* _Stated goal_:
How many lines of these entries include the string "cases"? State the number alone.

* _Recorded information_:

+ + +

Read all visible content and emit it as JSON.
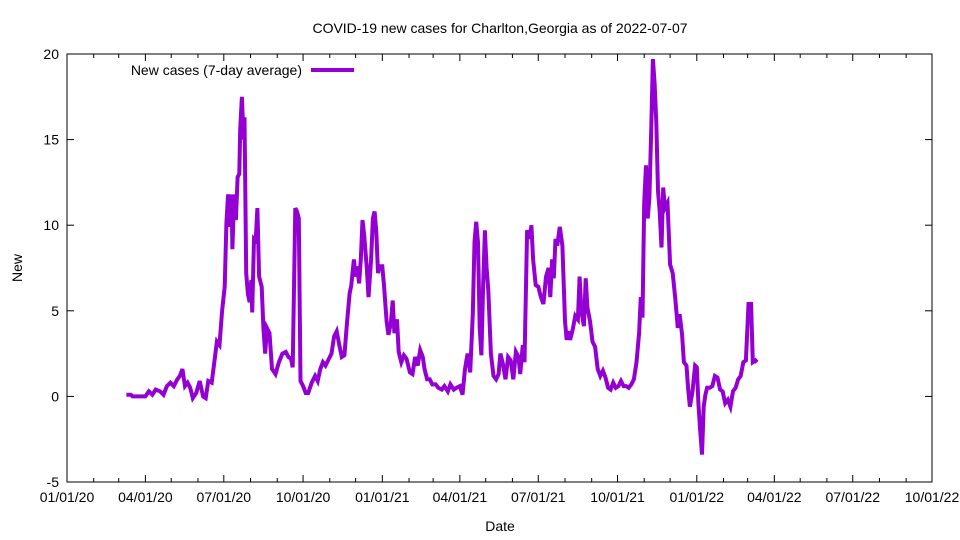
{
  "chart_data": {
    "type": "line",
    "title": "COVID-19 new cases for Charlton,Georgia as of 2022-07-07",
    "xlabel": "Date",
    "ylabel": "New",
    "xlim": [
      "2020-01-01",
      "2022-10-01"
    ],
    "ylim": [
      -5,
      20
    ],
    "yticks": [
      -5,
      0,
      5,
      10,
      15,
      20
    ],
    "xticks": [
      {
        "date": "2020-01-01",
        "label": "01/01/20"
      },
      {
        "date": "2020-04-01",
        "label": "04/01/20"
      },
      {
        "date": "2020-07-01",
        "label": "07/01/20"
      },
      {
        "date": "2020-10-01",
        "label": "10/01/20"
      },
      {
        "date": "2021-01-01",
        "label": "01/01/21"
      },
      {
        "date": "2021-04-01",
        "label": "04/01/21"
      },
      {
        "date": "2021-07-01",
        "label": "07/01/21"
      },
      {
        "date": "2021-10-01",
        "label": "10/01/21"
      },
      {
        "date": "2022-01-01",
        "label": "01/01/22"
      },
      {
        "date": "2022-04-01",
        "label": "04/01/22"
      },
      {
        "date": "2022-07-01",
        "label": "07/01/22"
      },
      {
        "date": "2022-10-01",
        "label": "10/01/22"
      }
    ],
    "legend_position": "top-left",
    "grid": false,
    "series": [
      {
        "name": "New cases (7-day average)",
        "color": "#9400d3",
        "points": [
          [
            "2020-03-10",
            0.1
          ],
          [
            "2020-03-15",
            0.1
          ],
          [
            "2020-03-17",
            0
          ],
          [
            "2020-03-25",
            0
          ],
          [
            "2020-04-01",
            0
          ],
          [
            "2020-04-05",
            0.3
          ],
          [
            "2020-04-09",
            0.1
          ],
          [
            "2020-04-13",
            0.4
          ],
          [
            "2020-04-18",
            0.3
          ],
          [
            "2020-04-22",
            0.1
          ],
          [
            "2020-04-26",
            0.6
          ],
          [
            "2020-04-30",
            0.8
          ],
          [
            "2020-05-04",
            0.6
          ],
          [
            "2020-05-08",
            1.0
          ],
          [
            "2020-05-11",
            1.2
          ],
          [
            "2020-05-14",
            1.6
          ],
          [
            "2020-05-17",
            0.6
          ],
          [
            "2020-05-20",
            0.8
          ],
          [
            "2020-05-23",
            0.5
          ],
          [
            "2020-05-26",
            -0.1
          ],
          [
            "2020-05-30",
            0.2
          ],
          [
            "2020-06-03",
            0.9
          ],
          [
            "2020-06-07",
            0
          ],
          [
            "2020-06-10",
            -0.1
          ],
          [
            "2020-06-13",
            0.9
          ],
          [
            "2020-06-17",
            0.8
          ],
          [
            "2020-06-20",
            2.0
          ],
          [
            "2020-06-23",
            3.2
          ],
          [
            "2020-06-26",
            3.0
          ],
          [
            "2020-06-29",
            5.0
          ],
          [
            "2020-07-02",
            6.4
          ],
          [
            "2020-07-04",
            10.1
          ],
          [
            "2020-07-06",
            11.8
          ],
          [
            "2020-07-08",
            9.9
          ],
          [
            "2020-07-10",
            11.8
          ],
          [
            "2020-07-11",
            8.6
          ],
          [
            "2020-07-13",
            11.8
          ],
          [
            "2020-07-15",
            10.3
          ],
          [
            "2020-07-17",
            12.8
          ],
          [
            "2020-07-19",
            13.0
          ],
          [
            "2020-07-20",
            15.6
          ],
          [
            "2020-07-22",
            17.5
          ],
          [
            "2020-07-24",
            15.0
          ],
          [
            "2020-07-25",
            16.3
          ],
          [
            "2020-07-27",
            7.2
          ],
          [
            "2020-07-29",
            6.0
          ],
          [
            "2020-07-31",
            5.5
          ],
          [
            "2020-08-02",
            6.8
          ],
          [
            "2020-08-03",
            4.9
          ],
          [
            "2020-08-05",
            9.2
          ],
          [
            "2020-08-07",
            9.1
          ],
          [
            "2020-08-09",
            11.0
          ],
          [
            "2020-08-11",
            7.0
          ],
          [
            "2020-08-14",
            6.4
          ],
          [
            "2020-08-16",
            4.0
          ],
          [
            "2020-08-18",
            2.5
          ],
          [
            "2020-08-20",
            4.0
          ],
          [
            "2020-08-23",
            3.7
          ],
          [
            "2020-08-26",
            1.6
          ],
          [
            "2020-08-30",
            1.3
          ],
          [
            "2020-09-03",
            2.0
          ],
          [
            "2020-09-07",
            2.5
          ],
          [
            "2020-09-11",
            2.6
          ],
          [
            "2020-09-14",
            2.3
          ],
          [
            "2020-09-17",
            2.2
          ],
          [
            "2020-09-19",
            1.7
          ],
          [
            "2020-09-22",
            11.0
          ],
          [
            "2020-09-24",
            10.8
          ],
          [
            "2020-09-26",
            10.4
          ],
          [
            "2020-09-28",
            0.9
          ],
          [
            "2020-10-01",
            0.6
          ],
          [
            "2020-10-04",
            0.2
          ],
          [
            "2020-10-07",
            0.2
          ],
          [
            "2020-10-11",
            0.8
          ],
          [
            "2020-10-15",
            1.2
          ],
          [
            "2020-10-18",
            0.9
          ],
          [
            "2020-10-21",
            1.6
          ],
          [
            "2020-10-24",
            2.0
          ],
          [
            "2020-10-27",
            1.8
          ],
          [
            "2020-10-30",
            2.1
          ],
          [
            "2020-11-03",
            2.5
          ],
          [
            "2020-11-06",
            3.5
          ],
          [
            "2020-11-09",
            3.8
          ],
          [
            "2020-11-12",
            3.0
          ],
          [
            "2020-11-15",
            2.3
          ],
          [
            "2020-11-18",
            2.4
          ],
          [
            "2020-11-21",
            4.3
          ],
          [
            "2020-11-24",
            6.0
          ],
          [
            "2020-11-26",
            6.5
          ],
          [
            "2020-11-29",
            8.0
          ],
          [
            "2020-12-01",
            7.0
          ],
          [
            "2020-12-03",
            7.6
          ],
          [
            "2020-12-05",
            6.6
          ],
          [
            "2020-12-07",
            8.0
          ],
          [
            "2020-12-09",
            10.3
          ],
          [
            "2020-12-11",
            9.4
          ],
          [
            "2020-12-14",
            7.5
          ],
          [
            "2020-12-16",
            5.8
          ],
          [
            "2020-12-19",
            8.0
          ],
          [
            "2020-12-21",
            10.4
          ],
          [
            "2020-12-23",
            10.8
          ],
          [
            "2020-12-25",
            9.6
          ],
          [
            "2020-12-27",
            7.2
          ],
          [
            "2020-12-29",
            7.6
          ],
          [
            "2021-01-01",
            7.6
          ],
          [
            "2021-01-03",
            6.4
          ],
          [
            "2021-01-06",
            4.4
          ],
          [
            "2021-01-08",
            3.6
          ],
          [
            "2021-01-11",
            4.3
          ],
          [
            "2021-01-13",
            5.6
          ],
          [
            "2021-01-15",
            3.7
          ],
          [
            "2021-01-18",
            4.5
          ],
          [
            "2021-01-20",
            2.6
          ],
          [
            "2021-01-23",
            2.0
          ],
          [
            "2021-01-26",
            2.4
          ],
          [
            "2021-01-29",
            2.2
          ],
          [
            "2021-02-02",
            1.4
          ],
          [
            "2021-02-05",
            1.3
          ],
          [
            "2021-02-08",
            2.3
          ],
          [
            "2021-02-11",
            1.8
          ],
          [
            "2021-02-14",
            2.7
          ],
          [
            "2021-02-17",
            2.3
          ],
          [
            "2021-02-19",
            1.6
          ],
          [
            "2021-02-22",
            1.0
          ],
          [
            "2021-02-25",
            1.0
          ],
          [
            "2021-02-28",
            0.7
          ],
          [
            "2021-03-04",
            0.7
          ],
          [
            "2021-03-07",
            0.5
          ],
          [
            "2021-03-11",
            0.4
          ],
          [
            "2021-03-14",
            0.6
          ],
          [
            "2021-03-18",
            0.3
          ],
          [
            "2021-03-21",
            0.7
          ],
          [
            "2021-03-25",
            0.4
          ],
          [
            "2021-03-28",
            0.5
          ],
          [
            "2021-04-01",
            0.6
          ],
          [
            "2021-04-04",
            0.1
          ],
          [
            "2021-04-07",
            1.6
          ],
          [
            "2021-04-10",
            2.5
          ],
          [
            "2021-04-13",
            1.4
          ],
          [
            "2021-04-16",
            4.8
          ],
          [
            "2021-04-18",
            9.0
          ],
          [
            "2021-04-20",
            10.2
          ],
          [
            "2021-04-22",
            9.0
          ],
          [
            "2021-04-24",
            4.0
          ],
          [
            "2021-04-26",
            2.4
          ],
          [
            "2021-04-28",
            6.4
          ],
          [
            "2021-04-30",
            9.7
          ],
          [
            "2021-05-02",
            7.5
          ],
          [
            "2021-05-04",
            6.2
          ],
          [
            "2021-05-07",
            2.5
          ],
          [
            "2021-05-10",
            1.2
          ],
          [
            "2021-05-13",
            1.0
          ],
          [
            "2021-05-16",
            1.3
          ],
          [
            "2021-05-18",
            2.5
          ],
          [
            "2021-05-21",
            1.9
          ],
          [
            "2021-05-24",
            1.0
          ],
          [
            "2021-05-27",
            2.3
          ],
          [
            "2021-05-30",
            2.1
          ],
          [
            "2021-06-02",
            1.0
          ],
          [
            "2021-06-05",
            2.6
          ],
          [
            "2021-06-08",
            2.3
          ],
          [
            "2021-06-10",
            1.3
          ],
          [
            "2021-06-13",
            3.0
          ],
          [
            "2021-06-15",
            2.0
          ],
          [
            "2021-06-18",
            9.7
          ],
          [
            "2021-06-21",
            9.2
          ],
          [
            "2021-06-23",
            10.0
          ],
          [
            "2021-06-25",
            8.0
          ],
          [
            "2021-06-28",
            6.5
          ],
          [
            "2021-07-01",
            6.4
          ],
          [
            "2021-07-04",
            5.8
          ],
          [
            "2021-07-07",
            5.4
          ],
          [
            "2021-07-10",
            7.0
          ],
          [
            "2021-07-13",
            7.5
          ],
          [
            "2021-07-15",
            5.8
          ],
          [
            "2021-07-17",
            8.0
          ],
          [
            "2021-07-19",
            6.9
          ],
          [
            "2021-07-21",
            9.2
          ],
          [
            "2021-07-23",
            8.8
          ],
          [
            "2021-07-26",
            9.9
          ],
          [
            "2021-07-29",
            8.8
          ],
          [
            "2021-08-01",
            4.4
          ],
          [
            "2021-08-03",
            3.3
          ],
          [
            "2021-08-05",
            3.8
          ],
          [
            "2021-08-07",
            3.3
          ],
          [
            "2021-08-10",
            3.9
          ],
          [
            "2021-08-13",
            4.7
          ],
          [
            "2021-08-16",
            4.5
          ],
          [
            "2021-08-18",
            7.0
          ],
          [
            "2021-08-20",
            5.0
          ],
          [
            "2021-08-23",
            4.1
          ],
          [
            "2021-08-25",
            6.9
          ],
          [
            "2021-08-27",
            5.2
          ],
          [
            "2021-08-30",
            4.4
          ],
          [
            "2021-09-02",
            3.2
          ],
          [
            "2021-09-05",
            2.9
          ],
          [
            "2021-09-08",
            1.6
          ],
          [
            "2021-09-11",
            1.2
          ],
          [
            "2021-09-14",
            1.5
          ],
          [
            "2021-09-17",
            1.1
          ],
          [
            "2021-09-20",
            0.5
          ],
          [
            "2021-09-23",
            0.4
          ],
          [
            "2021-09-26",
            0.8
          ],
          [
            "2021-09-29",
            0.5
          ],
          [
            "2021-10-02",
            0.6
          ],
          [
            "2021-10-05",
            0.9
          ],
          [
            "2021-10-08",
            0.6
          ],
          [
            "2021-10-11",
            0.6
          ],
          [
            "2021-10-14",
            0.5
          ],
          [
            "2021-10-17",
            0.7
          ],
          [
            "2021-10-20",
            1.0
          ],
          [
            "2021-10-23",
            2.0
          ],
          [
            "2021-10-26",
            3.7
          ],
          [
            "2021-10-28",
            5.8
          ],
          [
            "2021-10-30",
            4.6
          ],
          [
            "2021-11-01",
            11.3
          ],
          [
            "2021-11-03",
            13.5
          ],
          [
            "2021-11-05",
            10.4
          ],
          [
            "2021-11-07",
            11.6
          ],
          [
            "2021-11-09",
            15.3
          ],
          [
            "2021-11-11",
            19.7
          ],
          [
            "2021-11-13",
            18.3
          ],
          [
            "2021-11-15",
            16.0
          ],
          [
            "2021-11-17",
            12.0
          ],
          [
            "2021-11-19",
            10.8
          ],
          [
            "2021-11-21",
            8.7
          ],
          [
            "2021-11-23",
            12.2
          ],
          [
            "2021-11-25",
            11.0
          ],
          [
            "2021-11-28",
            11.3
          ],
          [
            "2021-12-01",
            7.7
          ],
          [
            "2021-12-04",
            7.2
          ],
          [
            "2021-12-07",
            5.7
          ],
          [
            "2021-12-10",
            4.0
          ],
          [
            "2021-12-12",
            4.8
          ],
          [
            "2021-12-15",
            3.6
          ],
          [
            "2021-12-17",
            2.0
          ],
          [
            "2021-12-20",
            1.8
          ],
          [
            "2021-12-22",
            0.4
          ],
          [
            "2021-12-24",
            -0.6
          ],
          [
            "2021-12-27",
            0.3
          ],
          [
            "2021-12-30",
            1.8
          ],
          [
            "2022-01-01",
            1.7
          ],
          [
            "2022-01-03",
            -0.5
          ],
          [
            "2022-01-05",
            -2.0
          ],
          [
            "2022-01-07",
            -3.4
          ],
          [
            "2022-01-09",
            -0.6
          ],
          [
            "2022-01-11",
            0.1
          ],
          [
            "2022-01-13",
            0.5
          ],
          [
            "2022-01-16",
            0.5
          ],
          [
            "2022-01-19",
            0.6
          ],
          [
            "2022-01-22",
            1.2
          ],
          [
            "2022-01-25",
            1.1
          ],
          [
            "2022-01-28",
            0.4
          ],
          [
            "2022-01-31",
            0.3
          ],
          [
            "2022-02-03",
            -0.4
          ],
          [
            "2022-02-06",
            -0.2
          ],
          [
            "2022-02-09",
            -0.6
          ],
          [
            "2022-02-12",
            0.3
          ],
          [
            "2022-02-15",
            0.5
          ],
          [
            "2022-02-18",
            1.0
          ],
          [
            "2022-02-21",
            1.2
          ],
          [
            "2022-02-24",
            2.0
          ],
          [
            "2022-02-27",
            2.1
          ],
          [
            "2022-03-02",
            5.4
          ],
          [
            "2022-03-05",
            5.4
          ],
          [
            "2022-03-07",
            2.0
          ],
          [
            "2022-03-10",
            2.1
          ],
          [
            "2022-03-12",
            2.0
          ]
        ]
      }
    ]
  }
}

+ + +

* _Exercise response_:
2